## Raw records
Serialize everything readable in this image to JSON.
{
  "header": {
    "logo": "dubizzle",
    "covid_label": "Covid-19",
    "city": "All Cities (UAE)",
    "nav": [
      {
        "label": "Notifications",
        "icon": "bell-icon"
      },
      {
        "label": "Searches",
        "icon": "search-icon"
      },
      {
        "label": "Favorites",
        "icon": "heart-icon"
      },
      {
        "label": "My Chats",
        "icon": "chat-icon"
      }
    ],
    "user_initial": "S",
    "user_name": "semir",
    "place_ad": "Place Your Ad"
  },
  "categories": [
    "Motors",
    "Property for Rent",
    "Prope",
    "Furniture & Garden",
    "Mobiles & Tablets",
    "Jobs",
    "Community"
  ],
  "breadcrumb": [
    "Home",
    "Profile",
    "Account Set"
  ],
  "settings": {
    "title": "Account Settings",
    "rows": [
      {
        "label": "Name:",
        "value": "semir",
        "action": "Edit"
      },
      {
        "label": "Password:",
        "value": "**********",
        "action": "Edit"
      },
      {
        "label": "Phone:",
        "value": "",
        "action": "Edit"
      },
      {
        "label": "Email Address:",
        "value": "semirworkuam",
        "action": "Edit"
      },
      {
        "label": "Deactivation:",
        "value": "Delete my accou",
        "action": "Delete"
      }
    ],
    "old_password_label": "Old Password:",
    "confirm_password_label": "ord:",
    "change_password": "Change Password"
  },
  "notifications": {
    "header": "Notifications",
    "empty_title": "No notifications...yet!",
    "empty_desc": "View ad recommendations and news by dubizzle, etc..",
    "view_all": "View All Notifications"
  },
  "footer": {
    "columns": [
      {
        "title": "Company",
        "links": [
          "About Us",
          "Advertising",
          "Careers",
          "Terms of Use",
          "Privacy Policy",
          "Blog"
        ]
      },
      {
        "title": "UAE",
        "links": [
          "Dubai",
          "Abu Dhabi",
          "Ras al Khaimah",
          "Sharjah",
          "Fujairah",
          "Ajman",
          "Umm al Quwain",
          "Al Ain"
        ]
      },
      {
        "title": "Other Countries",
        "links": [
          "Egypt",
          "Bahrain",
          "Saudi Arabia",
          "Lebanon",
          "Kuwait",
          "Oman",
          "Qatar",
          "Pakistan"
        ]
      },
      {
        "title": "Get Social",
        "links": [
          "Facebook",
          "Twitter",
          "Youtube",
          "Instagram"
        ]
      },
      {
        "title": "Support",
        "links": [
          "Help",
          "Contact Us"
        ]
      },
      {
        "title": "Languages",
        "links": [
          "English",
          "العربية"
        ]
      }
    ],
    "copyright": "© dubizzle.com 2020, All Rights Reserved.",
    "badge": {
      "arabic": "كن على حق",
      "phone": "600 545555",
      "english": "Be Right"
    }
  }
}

## Task goal
Transcribe the data above in full, exactly.

## Solution to this task
Serialize everything readable in this image to JSON.
{
  "header": {
    "logo": "dubizzle",
    "covid_label": "Covid-19",
    "city": "All Cities (UAE)",
    "nav": [
      {
        "label": "Notifications",
        "icon": "bell-icon"
      },
      {
        "label": "Searches",
        "icon": "search-icon"
      },
      {
        "label": "Favorites",
        "icon": "heart-icon"
      },
      {
        "label": "My Chats",
        "icon": "chat-icon"
      }
    ],
    "user_initial": "S",
    "user_name": "semir",
    "place_ad": "Place Your Ad"
  },
  "categories": [
    "Motors",
    "Property for Rent",
    "Prope",
    "Furniture & Garden",
    "Mobiles & Tablets",
    "Jobs",
    "Community"
  ],
  "breadcrumb": [
    "Home",
    "Profile",
    "Account Set"
  ],
  "settings": {
    "title": "Account Settings",
    "rows": [
      {
        "label": "Name:",
        "value": "semir",
        "action": "Edit"
      },
      {
        "label": "Password:",
        "value": "**********",
        "action": "Edit"
      },
      {
        "label": "Phone:",
        "value": "",
        "action": "Edit"
      },
      {
        "label": "Email Address:",
        "value": "semirworkuam",
        "action": "Edit"
      },
      {
        "label": "Deactivation:",
        "value": "Delete my accou",
        "action": "Delete"
      }
    ],
    "old_password_label": "Old Password:",
    "confirm_password_label": "ord:",
    "change_password": "Change Password"
  },
  "notifications": {
    "header": "Notifications",
    "empty_title": "No notifications...yet!",
    "empty_desc": "View ad recommendations and news by dubizzle, etc..",
    "view_all": "View All Notifications"
  },
  "footer": {
    "columns": [
      {
        "title": "Company",
        "links": [
          "About Us",
          "Advertising",
          "Careers",
          "Terms of Use",
          "Privacy Policy",
          "Blog"
        ]
      },
      {
        "title": "UAE",
        "links": [
          "Dubai",
          "Abu Dhabi",
          "Ras al Khaimah",
          "Sharjah",
          "Fujairah",
          "Ajman",
          "Umm al Quwain",
          "Al Ain"
        ]
      },
      {
        "title": "Other Countries",
        "links": [
          "Egypt",
          "Bahrain",
          "Saudi Arabia",
          "Lebanon",
          "Kuwait",
          "Oman",
          "Qatar",
          "Pakistan"
        ]
      },
      {
        "title": "Get Social",
        "links": [
          "Facebook",
          "Twitter",
          "Youtube",
          "Instagram"
        ]
      },
      {
        "title": "Support",
        "links": [
          "Help",
          "Contact Us"
        ]
      },
      {
        "title": "Languages",
        "links": [
          "English",
          "العربية"
        ]
      }
    ],
    "copyright": "© dubizzle.com 2020, All Rights Reserved.",
    "badge": {
      "arabic": "كن على حق",
      "phone": "600 545555",
      "english": "Be Right"
    }
  }
}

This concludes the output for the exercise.